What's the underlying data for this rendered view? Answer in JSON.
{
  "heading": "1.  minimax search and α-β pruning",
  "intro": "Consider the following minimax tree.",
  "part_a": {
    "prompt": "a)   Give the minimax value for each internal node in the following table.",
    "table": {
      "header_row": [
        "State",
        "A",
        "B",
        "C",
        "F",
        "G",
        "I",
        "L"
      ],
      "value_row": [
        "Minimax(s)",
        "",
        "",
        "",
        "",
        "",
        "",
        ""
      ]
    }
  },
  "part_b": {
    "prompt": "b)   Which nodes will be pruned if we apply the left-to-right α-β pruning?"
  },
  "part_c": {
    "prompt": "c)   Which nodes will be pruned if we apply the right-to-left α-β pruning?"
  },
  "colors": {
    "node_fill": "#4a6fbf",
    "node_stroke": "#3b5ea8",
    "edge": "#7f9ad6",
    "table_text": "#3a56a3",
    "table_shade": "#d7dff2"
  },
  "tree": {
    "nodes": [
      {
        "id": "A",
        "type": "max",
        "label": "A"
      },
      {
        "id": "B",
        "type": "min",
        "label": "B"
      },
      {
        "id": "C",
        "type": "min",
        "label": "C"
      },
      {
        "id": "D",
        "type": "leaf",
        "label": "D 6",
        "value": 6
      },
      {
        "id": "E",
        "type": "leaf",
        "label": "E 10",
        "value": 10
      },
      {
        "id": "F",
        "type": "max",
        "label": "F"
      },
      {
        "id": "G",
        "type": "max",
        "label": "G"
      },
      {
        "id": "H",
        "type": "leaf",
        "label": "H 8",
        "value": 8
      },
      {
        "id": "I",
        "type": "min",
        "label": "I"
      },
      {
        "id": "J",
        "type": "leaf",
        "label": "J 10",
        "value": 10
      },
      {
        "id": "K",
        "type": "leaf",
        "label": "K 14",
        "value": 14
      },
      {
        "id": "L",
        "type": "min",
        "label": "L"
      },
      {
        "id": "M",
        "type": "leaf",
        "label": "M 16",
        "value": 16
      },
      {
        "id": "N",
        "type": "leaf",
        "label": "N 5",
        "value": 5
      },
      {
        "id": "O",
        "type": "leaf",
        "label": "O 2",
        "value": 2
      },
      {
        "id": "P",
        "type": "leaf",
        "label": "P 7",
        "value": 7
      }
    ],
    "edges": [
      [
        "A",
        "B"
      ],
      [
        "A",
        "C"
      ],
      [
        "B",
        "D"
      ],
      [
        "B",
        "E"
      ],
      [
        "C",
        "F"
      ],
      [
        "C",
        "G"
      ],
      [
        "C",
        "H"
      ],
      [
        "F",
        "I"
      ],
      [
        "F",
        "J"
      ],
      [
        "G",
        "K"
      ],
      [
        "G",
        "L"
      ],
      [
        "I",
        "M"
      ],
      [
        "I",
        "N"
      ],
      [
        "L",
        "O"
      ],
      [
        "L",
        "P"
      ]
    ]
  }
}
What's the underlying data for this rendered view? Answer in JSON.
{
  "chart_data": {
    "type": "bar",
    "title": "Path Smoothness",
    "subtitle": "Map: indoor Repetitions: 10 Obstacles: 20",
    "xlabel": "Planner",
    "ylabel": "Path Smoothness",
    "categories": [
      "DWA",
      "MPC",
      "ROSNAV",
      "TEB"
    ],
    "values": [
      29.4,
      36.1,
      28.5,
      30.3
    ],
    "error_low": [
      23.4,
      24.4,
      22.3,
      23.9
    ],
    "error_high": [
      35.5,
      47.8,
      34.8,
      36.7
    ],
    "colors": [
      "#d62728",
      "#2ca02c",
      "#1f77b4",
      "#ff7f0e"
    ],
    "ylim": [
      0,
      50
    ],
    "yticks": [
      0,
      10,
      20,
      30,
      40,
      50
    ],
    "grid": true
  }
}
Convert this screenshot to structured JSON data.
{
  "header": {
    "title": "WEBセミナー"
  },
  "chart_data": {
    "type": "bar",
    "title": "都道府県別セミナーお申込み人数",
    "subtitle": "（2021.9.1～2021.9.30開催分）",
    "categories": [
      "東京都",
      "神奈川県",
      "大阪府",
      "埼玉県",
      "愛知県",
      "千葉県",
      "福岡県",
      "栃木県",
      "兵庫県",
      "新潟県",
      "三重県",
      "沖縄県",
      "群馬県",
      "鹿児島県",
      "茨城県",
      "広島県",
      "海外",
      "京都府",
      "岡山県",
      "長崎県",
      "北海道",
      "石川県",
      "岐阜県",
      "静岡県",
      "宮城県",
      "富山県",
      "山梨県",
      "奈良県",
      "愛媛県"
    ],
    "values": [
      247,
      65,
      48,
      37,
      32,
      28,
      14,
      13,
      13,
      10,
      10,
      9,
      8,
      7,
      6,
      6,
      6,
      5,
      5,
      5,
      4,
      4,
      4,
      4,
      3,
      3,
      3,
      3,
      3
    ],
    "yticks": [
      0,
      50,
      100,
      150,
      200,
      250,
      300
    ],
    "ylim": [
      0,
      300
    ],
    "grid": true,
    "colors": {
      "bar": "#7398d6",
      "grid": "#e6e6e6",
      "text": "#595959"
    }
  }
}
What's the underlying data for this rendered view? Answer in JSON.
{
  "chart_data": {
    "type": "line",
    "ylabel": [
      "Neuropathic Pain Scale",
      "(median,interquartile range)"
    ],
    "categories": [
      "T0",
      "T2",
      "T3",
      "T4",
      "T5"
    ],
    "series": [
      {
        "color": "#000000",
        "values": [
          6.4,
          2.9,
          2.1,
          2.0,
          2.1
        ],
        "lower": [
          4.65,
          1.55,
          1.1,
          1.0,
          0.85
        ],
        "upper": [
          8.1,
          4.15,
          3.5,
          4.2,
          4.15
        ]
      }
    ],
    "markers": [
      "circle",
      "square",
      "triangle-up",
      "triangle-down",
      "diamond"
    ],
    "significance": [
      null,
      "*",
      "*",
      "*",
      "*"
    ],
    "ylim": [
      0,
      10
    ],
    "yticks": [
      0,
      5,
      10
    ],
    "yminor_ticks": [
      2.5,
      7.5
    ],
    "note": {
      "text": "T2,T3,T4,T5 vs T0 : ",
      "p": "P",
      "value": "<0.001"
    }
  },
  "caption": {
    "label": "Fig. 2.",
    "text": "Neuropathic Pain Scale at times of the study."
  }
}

### WHAT THE TASK REQUIRES
Extract each record, keeping it identical to the original.

### RESULT
What's the underlying data for this rendered view? Answer in JSON.
{
  "heading": "1.  minimax search and α-β pruning",
  "intro": "Consider the following minimax tree.",
  "part_a": {
    "prompt": "a)   Give the minimax value for each internal node in the following table.",
    "table": {
      "header_row": [
        "State",
        "A",
        "B",
        "C",
        "F",
        "G",
        "I",
        "L"
      ],
      "value_row": [
        "Minimax(s)",
        "",
        "",
        "",
        "",
        "",
        "",
        ""
      ]
    }
  },
  "part_b": {
    "prompt": "b)   Which nodes will be pruned if we apply the left-to-right α-β pruning?"
  },
  "part_c": {
    "prompt": "c)   Which nodes will be pruned if we apply the right-to-left α-β pruning?"
  },
  "colors": {
    "node_fill": "#4a6fbf",
    "node_stroke": "#3b5ea8",
    "edge": "#7f9ad6",
    "table_text": "#3a56a3",
    "table_shade": "#d7dff2"
  },
  "tree": {
    "nodes": [
      {
        "id": "A",
        "type": "max",
        "label": "A"
      },
      {
        "id": "B",
        "type": "min",
        "label": "B"
      },
      {
        "id": "C",
        "type": "min",
        "label": "C"
      },
      {
        "id": "D",
        "type": "leaf",
        "label": "D 6",
        "value": 6
      },
      {
        "id": "E",
        "type": "leaf",
        "label": "E 10",
        "value": 10
      },
      {
        "id": "F",
        "type": "max",
        "label": "F"
      },
      {
        "id": "G",
        "type": "max",
        "label": "G"
      },
      {
        "id": "H",
        "type": "leaf",
        "label": "H 8",
        "value": 8
      },
      {
        "id": "I",
        "type": "min",
        "label": "I"
      },
      {
        "id": "J",
        "type": "leaf",
        "label": "J 10",
        "value": 10
      },
      {
        "id": "K",
        "type": "leaf",
        "label": "K 14",
        "value": 14
      },
      {
        "id": "L",
        "type": "min",
        "label": "L"
      },
      {
        "id": "M",
        "type": "leaf",
        "label": "M 16",
        "value": 16
      },
      {
        "id": "N",
        "type": "leaf",
        "label": "N 5",
        "value": 5
      },
      {
        "id": "O",
        "type": "leaf",
        "label": "O 2",
        "value": 2
      },
      {
        "id": "P",
        "type": "leaf",
        "label": "P 7",
        "value": 7
      }
    ],
    "edges": [
      [
        "A",
        "B"
      ],
      [
        "A",
        "C"
      ],
      [
        "B",
        "D"
      ],
      [
        "B",
        "E"
      ],
      [
        "C",
        "F"
      ],
      [
        "C",
        "G"
      ],
      [
        "C",
        "H"
      ],
      [
        "F",
        "I"
      ],
      [
        "F",
        "J"
      ],
      [
        "G",
        "K"
      ],
      [
        "G",
        "L"
      ],
      [
        "I",
        "M"
      ],
      [
        "I",
        "N"
      ],
      [
        "L",
        "O"
      ],
      [
        "L",
        "P"
      ]
    ]
  }
}
What's the underlying data for this rendered view? Answer in JSON.
{
  "chart_data": {
    "type": "bar",
    "title": "Path Smoothness",
    "subtitle": "Map: indoor Repetitions: 10 Obstacles: 20",
    "xlabel": "Planner",
    "ylabel": "Path Smoothness",
    "categories": [
      "DWA",
      "MPC",
      "ROSNAV",
      "TEB"
    ],
    "values": [
      29.4,
      36.1,
      28.5,
      30.3
    ],
    "error_low": [
      23.4,
      24.4,
      22.3,
      23.9
    ],
    "error_high": [
      35.5,
      47.8,
      34.8,
      36.7
    ],
    "colors": [
      "#d62728",
      "#2ca02c",
      "#1f77b4",
      "#ff7f0e"
    ],
    "ylim": [
      0,
      50
    ],
    "yticks": [
      0,
      10,
      20,
      30,
      40,
      50
    ],
    "grid": true
  }
}
Convert this screenshot to structured JSON data.
{
  "header": {
    "title": "WEBセミナー"
  },
  "chart_data": {
    "type": "bar",
    "title": "都道府県別セミナーお申込み人数",
    "subtitle": "（2021.9.1～2021.9.30開催分）",
    "categories": [
      "東京都",
      "神奈川県",
      "大阪府",
      "埼玉県",
      "愛知県",
      "千葉県",
      "福岡県",
      "栃木県",
      "兵庫県",
      "新潟県",
      "三重県",
      "沖縄県",
      "群馬県",
      "鹿児島県",
      "茨城県",
      "広島県",
      "海外",
      "京都府",
      "岡山県",
      "長崎県",
      "北海道",
      "石川県",
      "岐阜県",
      "静岡県",
      "宮城県",
      "富山県",
      "山梨県",
      "奈良県",
      "愛媛県"
    ],
    "values": [
      247,
      65,
      48,
      37,
      32,
      28,
      14,
      13,
      13,
      10,
      10,
      9,
      8,
      7,
      6,
      6,
      6,
      5,
      5,
      5,
      4,
      4,
      4,
      4,
      3,
      3,
      3,
      3,
      3
    ],
    "yticks": [
      0,
      50,
      100,
      150,
      200,
      250,
      300
    ],
    "ylim": [
      0,
      300
    ],
    "grid": true,
    "colors": {
      "bar": "#7398d6",
      "grid": "#e6e6e6",
      "text": "#595959"
    }
  }
}
What's the underlying data for this rendered view? Answer in JSON.
{
  "chart_data": {
    "type": "line",
    "ylabel": [
      "Neuropathic Pain Scale",
      "(median,interquartile range)"
    ],
    "categories": [
      "T0",
      "T2",
      "T3",
      "T4",
      "T5"
    ],
    "series": [
      {
        "color": "#000000",
        "values": [
          6.4,
          2.9,
          2.1,
          2.0,
          2.1
        ],
        "lower": [
          4.65,
          1.55,
          1.1,
          1.0,
          0.85
        ],
        "upper": [
          8.1,
          4.15,
          3.5,
          4.2,
          4.15
        ]
      }
    ],
    "markers": [
      "circle",
      "square",
      "triangle-up",
      "triangle-down",
      "diamond"
    ],
    "significance": [
      null,
      "*",
      "*",
      "*",
      "*"
    ],
    "ylim": [
      0,
      10
    ],
    "yticks": [
      0,
      5,
      10
    ],
    "yminor_ticks": [
      2.5,
      7.5
    ],
    "note": {
      "text": "T2,T3,T4,T5 vs T0 : ",
      "p": "P",
      "value": "<0.001"
    }
  },
  "caption": {
    "label": "Fig. 2.",
    "text": "Neuropathic Pain Scale at times of the study."
  }
}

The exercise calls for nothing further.